◆ Problem to work on ◆
Please repeat all of the listing exactly.

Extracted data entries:
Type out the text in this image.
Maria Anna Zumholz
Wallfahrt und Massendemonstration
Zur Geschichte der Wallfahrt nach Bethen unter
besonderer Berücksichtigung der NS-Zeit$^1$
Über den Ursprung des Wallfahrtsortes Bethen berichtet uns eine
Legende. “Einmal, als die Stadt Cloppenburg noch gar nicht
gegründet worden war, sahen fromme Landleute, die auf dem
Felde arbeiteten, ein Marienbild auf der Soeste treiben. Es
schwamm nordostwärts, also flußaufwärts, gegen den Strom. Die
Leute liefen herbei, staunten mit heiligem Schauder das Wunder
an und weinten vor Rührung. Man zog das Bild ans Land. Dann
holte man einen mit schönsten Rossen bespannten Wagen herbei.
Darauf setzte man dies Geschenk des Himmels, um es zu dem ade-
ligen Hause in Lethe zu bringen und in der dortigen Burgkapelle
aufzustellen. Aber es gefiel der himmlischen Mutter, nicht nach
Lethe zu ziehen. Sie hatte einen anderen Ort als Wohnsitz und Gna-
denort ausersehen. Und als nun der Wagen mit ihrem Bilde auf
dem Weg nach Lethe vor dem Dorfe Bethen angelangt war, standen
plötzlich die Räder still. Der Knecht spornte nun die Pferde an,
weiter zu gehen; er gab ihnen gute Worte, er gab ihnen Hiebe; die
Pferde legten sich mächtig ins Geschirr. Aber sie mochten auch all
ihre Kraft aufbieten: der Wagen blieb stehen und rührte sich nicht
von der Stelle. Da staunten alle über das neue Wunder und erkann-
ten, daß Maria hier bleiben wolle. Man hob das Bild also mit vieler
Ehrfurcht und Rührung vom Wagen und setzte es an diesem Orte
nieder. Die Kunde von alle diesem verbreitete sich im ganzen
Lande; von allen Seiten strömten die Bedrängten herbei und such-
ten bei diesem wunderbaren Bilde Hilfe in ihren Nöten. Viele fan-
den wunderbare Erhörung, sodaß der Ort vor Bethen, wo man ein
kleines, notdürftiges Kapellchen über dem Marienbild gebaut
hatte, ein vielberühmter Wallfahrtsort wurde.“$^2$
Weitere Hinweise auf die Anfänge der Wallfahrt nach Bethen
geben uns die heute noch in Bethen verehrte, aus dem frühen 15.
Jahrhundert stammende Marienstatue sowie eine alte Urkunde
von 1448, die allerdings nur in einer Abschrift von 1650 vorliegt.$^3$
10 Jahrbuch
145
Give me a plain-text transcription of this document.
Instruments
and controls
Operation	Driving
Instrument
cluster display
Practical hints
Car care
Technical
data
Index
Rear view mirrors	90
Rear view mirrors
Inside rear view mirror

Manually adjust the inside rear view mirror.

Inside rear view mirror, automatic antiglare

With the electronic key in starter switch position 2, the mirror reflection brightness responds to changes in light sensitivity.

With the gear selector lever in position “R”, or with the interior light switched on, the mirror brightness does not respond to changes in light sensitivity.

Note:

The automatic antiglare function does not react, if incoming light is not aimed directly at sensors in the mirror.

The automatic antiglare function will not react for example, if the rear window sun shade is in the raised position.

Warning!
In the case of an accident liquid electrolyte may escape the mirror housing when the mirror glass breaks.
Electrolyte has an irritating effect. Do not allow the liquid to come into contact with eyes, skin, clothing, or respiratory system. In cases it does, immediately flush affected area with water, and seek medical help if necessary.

◆ Full response ◆
Type out the text in this image.
Maria Anna Zumholz
Wallfahrt und Massendemonstration
Zur Geschichte der Wallfahrt nach Bethen unter
besonderer Berücksichtigung der NS-Zeit$^1$
Über den Ursprung des Wallfahrtsortes Bethen berichtet uns eine
Legende. “Einmal, als die Stadt Cloppenburg noch gar nicht
gegründet worden war, sahen fromme Landleute, die auf dem
Felde arbeiteten, ein Marienbild auf der Soeste treiben. Es
schwamm nordostwärts, also flußaufwärts, gegen den Strom. Die
Leute liefen herbei, staunten mit heiligem Schauder das Wunder
an und weinten vor Rührung. Man zog das Bild ans Land. Dann
holte man einen mit schönsten Rossen bespannten Wagen herbei.
Darauf setzte man dies Geschenk des Himmels, um es zu dem ade-
ligen Hause in Lethe zu bringen und in der dortigen Burgkapelle
aufzustellen. Aber es gefiel der himmlischen Mutter, nicht nach
Lethe zu ziehen. Sie hatte einen anderen Ort als Wohnsitz und Gna-
denort ausersehen. Und als nun der Wagen mit ihrem Bilde auf
dem Weg nach Lethe vor dem Dorfe Bethen angelangt war, standen
plötzlich die Räder still. Der Knecht spornte nun die Pferde an,
weiter zu gehen; er gab ihnen gute Worte, er gab ihnen Hiebe; die
Pferde legten sich mächtig ins Geschirr. Aber sie mochten auch all
ihre Kraft aufbieten: der Wagen blieb stehen und rührte sich nicht
von der Stelle. Da staunten alle über das neue Wunder und erkann-
ten, daß Maria hier bleiben wolle. Man hob das Bild also mit vieler
Ehrfurcht und Rührung vom Wagen und setzte es an diesem Orte
nieder. Die Kunde von alle diesem verbreitete sich im ganzen
Lande; von allen Seiten strömten die Bedrängten herbei und such-
ten bei diesem wunderbaren Bilde Hilfe in ihren Nöten. Viele fan-
den wunderbare Erhörung, sodaß der Ort vor Bethen, wo man ein
kleines, notdürftiges Kapellchen über dem Marienbild gebaut
hatte, ein vielberühmter Wallfahrtsort wurde.“$^2$
Weitere Hinweise auf die Anfänge der Wallfahrt nach Bethen
geben uns die heute noch in Bethen verehrte, aus dem frühen 15.
Jahrhundert stammende Marienstatue sowie eine alte Urkunde
von 1448, die allerdings nur in einer Abschrift von 1650 vorliegt.$^3$
10 Jahrbuch
145
Give me a plain-text transcription of this document.
Instruments
and controls
Operation	Driving
Instrument
cluster display
Practical hints
Car care
Technical
data
Index
Rear view mirrors	90
Rear view mirrors
Inside rear view mirror

Manually adjust the inside rear view mirror.

Inside rear view mirror, automatic antiglare

With the electronic key in starter switch position 2, the mirror reflection brightness responds to changes in light sensitivity.

With the gear selector lever in position “R”, or with the interior light switched on, the mirror brightness does not respond to changes in light sensitivity.

Note:

The automatic antiglare function does not react, if incoming light is not aimed directly at sensors in the mirror.

The automatic antiglare function will not react for example, if the rear window sun shade is in the raised position.

Warning!
In the case of an accident liquid electrolyte may escape the mirror housing when the mirror glass breaks.
Electrolyte has an irritating effect. Do not allow the liquid to come into contact with eyes, skin, clothing, or respiratory system. In cases it does, immediately flush affected area with water, and seek medical help if necessary.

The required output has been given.